EXERCISE DETAILS –
Reproduce each line bearing the word "icon".

Extracted records:
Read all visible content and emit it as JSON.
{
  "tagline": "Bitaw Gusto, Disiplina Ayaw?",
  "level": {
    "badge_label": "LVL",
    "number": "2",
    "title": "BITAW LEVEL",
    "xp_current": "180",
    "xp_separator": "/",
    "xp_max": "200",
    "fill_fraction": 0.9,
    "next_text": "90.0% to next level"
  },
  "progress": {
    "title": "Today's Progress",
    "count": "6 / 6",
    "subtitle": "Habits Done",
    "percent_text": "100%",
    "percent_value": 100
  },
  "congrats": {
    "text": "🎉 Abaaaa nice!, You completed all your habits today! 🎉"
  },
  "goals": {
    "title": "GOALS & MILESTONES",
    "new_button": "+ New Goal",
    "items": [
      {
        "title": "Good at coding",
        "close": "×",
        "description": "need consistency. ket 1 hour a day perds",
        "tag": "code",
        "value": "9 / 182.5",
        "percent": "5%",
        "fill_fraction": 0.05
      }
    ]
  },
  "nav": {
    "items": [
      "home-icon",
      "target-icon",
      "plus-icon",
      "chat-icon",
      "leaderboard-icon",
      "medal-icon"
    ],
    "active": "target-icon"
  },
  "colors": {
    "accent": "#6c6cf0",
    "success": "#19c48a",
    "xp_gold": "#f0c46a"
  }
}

TASK RESPONSE –
      "home-icon",
      "target-icon",
      "plus-icon",
      "chat-icon",
      "leaderboard-icon",
      "medal-icon"
    "active": "target-icon"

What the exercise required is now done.